● **REQUIRED TASKS**
1. List every abbreviation in the unified communications passage, in order of first appearance.
2. Carry on the unified communications passage from its last sentence.

● **EXTRACT**

↓↓↓

To meet these ever-evolving demands by the next-generation end user, Web services and online applications have since jumped in to improve visual interactive application access at the PC desktop. However, until the advent of handheld broadband smartphones, such efficient solutions have not been conveniently available for use when users are mobile and away from a desktop PC. Needless to say, consumers were thus left out in the cold until now for improved and more efficient automated customer care based upon visual self-service application interfaces!

UC is not just a matter of making the costs of telephony cheaper, but also of making voice communications selectively more effective and complementary to other forms of visual and text-based communications and information access. This is where new UC capabilities like presence management, coupled with “click-to-call” capabilities, will make voice and video conversations and conferencing efficient supplements to the many forms of real-time text messaging (IM, SMS) and information exchange that are now available to consumers.

↑↑↑

● **DATA SHOWN**
↓↓↓

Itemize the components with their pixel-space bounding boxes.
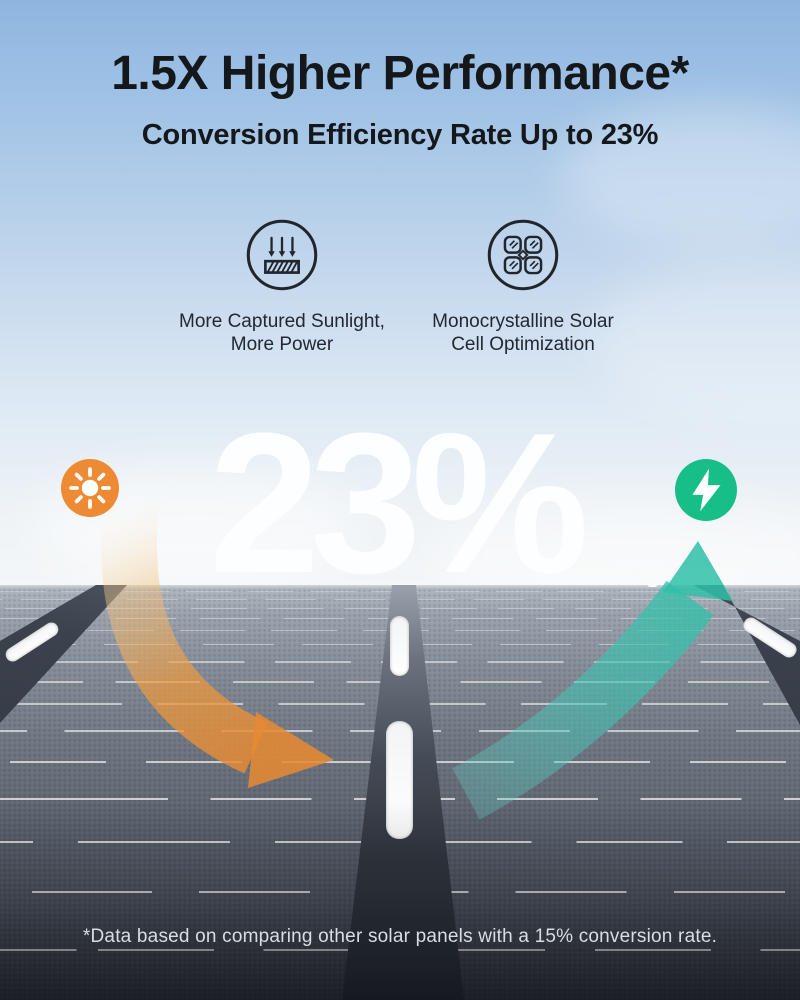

↑↑↑

● **PER-TASK ANSWERS**
1. PC, UC, IM, SMS

2.
The new responsibilities for business communications and operational interactions must include the different business process application needs of end users from both inside and outside of the organization (business partners and customers). So, the real challenge for both large and small businesses is how to exploit all the pieces of UC, including IP Telephony applications, cost efficiently.

Mobility Will Become a Big Influencer For CEBP Integration

Mobile accessibility is not only a big factor for enabling UC flexibility for traditional person-to-person contacts via voice or text, but it will also facilitate application process-to-person and person-to-application process contacts that can exploit real-time, multi-media exchanges between people and information from automated self-service applications. In addition to being able to make immediate contact with mobile users, and, depending upon the person’s situation and information content, the choice of visual or voice application interface can also be dynamically determined by the individual users.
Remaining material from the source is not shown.